(Beginning of Dataset excerpts)
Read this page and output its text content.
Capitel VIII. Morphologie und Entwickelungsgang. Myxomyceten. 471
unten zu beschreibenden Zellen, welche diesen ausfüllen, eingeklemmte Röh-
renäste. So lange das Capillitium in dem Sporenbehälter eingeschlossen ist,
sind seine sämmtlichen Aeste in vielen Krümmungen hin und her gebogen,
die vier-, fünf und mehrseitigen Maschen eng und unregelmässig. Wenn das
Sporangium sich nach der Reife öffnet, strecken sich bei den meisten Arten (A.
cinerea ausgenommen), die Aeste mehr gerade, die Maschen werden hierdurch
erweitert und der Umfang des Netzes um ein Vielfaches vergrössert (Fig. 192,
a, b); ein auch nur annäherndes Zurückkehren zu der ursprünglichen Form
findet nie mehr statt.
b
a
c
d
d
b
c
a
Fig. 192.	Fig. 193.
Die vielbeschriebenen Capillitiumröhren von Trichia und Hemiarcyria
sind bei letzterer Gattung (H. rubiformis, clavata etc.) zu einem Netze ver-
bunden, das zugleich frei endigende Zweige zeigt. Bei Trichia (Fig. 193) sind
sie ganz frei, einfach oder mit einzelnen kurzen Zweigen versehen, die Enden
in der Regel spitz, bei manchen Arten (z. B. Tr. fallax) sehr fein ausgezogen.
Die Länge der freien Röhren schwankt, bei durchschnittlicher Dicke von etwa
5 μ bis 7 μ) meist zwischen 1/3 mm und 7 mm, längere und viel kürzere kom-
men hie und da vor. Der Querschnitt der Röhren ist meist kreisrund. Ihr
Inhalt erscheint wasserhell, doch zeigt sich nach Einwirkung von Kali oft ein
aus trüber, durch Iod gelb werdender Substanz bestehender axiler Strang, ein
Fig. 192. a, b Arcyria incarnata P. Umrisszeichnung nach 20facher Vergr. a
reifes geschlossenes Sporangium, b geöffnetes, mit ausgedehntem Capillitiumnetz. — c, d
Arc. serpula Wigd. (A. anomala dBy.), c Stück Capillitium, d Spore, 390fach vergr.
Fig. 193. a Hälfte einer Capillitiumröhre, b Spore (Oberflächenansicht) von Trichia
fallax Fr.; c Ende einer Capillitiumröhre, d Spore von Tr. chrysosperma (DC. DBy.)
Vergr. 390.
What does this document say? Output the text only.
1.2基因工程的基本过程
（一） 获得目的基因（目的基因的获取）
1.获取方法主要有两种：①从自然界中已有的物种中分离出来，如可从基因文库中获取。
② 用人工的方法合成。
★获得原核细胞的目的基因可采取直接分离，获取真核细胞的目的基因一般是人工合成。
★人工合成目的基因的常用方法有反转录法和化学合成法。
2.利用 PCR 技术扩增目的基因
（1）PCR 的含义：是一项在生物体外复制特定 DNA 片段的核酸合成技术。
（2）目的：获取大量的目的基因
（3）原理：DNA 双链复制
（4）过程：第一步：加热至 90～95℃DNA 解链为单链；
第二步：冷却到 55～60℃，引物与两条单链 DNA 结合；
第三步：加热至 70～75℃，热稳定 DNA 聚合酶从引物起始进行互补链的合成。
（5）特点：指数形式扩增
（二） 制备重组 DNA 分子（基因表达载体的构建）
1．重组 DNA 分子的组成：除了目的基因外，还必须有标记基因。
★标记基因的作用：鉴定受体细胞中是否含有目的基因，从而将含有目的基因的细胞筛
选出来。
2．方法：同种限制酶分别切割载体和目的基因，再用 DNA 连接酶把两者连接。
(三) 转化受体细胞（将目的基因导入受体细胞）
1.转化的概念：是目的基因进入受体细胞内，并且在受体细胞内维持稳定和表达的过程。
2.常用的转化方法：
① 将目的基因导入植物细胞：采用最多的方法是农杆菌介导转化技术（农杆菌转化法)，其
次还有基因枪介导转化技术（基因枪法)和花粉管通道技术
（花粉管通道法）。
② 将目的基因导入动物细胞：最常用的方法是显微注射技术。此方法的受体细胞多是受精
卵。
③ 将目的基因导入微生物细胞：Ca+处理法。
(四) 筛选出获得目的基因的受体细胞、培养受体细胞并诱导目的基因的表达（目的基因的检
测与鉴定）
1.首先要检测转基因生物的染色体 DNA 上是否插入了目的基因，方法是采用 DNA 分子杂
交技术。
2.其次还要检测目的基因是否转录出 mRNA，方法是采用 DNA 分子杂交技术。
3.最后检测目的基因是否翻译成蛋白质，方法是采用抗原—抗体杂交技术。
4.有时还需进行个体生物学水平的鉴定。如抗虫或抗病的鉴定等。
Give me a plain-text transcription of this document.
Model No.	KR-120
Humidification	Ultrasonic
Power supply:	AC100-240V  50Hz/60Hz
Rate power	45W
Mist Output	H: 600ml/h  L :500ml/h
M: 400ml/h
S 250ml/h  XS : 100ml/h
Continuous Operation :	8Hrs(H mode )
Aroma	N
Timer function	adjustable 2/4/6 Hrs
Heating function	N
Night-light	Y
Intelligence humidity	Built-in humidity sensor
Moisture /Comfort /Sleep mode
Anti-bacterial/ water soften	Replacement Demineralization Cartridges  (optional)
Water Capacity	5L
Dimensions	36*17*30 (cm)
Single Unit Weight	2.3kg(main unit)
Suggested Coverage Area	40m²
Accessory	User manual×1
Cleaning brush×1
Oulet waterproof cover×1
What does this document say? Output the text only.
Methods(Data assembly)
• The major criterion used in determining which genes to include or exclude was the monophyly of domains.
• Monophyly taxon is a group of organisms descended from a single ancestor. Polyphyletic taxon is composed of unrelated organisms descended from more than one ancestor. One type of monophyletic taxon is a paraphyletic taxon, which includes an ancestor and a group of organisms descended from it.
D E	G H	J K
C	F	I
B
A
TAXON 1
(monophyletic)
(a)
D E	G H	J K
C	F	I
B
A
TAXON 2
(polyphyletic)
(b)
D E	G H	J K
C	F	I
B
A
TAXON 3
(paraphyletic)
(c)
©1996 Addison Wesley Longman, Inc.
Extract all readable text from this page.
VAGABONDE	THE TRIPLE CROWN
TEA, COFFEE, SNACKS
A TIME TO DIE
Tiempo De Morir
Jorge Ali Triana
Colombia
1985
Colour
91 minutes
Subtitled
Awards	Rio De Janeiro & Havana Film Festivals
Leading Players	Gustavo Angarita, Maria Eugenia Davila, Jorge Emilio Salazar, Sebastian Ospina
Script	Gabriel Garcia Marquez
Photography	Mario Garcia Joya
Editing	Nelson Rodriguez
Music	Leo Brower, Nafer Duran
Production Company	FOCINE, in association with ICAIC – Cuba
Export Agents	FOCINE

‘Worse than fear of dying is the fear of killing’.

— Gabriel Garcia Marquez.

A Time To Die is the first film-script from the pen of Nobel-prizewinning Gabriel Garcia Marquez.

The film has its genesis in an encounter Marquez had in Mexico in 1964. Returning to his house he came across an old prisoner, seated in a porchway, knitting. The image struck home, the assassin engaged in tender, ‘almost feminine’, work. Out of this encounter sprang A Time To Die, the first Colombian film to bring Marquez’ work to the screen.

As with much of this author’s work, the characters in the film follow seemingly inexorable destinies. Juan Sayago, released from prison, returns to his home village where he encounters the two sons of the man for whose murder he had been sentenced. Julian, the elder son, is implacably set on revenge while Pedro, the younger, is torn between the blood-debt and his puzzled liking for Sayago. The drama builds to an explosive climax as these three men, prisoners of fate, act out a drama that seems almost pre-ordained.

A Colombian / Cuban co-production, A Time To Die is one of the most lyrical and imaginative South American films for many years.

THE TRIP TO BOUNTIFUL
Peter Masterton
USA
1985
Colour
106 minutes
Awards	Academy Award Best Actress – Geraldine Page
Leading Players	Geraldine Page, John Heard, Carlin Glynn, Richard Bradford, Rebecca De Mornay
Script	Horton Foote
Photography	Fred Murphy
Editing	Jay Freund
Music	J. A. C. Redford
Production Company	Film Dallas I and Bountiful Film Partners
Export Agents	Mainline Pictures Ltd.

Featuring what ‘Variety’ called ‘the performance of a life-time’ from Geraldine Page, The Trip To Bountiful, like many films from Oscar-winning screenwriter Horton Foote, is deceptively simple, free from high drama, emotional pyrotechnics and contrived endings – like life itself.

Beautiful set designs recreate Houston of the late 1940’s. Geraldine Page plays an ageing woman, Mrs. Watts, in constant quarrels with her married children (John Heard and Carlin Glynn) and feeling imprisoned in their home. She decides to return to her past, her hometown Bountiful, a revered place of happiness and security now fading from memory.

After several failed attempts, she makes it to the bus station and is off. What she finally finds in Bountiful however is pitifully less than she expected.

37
(End of Dataset excerpts)
## Task statement:
Counting only lines that hold the string "Photography", give the number of such lines in the records. Write nothing else.

## Your response:
2